Data extracted from a collection:
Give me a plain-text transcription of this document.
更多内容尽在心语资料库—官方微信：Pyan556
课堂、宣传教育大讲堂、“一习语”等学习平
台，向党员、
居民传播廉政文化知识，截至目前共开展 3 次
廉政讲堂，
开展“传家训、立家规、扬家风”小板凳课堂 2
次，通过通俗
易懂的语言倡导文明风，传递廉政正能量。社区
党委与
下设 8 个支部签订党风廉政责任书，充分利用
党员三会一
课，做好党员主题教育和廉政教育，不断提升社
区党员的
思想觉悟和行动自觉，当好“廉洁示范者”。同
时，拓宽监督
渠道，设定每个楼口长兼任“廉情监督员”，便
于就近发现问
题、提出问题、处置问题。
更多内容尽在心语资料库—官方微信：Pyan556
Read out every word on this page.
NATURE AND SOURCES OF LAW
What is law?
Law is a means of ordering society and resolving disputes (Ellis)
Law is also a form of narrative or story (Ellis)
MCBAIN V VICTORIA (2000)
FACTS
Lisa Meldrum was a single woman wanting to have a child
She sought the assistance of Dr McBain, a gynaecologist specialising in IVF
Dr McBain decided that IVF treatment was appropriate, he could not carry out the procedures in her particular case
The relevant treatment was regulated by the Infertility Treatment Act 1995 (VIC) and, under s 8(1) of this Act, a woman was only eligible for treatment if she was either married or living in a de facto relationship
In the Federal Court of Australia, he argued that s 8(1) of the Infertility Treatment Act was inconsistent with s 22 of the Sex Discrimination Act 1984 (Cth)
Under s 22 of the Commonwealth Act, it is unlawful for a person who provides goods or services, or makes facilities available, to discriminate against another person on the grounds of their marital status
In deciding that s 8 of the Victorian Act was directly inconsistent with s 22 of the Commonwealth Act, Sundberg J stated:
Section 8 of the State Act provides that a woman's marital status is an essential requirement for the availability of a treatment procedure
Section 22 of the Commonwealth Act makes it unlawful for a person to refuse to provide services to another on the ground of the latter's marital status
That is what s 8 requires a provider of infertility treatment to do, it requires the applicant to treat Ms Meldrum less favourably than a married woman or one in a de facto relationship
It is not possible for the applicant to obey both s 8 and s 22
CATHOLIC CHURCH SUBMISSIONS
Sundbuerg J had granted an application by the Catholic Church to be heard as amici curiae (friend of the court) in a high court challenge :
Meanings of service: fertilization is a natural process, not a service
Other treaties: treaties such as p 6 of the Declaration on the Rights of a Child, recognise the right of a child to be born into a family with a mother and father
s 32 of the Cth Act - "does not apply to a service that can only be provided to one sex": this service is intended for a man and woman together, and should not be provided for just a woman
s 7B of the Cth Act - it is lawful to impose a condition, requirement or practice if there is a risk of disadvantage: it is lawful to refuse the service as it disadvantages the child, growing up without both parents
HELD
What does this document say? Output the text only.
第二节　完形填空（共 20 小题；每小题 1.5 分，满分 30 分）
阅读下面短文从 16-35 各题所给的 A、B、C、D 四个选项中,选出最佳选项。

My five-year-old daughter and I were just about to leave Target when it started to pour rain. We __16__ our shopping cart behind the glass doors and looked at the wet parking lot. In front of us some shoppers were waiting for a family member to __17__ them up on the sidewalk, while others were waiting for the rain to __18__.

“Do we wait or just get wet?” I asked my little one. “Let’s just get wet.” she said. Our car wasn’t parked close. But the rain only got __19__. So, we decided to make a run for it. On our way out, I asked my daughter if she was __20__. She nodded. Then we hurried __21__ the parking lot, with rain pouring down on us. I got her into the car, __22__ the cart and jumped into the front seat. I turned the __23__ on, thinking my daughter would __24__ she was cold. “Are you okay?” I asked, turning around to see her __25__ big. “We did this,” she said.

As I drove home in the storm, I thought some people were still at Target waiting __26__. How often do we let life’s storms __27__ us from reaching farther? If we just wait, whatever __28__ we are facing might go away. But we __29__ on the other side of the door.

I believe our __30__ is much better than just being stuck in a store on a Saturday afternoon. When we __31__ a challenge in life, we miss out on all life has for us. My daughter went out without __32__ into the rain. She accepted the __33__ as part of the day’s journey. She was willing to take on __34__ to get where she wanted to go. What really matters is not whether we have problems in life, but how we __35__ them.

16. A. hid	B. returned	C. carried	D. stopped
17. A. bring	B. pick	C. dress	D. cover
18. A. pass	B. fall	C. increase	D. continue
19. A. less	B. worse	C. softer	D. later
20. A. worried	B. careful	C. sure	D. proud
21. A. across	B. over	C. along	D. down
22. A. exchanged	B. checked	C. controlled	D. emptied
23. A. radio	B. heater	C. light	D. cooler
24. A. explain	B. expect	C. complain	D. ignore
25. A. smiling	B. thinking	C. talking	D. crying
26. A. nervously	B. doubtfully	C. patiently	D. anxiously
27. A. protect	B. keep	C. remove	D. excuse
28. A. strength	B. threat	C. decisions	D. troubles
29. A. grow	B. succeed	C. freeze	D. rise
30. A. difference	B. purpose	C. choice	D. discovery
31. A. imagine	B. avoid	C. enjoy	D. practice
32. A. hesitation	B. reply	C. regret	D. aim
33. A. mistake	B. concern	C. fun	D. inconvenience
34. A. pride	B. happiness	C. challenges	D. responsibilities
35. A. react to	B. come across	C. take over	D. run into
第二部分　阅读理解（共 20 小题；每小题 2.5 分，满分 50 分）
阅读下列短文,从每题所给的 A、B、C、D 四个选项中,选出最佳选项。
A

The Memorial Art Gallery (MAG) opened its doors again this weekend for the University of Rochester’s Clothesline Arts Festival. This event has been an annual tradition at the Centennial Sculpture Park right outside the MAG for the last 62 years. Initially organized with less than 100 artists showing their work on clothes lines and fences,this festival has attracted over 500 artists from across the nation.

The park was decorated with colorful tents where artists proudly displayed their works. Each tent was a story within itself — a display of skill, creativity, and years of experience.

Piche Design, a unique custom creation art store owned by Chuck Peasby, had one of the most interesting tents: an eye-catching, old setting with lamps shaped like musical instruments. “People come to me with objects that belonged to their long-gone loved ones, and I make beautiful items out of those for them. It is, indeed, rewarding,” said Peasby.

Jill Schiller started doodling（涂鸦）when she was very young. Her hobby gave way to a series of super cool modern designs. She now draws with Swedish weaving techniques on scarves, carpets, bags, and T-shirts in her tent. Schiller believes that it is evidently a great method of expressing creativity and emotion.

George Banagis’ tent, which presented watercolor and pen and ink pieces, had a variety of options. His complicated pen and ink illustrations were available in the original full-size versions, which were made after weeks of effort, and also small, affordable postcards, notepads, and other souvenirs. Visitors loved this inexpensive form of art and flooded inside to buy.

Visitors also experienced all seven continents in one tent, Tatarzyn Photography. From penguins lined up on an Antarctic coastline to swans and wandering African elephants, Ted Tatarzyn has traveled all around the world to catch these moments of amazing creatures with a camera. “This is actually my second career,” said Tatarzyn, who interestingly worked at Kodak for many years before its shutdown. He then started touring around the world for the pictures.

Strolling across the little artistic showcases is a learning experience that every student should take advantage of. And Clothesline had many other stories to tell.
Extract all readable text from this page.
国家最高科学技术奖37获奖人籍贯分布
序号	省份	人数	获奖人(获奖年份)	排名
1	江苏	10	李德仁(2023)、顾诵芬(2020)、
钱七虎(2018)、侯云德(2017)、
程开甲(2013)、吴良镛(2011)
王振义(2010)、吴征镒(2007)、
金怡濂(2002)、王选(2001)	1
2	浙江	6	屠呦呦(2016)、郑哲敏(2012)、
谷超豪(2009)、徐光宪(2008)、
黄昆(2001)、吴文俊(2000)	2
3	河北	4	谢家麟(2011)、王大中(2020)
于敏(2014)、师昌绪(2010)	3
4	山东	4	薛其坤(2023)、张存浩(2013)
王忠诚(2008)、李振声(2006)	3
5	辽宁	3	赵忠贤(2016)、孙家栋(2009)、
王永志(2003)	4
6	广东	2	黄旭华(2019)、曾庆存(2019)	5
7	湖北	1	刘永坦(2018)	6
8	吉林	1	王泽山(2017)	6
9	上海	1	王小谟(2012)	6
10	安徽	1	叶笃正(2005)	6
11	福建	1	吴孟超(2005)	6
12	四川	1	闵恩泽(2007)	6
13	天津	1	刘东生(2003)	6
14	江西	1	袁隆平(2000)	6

> **WRITTEN EXERCISE**: Repeat only the stretch of lines that opens with the line containing "Extract all readable text from this page." and closes with the final line of the entries, both included, exactly as written.

> **ANSWER TO THIS TASK**:
Extract all readable text from this page.
国家最高科学技术奖37获奖人籍贯分布
序号	省份	人数	获奖人(获奖年份)	排名
1	江苏	10	李德仁(2023)、顾诵芬(2020)、
钱七虎(2018)、侯云德(2017)、
程开甲(2013)、吴良镛(2011)
王振义(2010)、吴征镒(2007)、
金怡濂(2002)、王选(2001)	1
2	浙江	6	屠呦呦(2016)、郑哲敏(2012)、
谷超豪(2009)、徐光宪(2008)、
黄昆(2001)、吴文俊(2000)	2
3	河北	4	谢家麟(2011)、王大中(2020)
于敏(2014)、师昌绪(2010)	3
4	山东	4	薛其坤(2023)、张存浩(2013)
王忠诚(2008)、李振声(2006)	3
5	辽宁	3	赵忠贤(2016)、孙家栋(2009)、
王永志(2003)	4
6	广东	2	黄旭华(2019)、曾庆存(2019)	5
7	湖北	1	刘永坦(2018)	6
8	吉林	1	王泽山(2017)	6
9	上海	1	王小谟(2012)	6
10	安徽	1	叶笃正(2005)	6
11	福建	1	吴孟超(2005)	6
12	四川	1	闵恩泽(2007)	6
13	天津	1	刘东生(2003)	6
14	江西	1	袁隆平(2000)	6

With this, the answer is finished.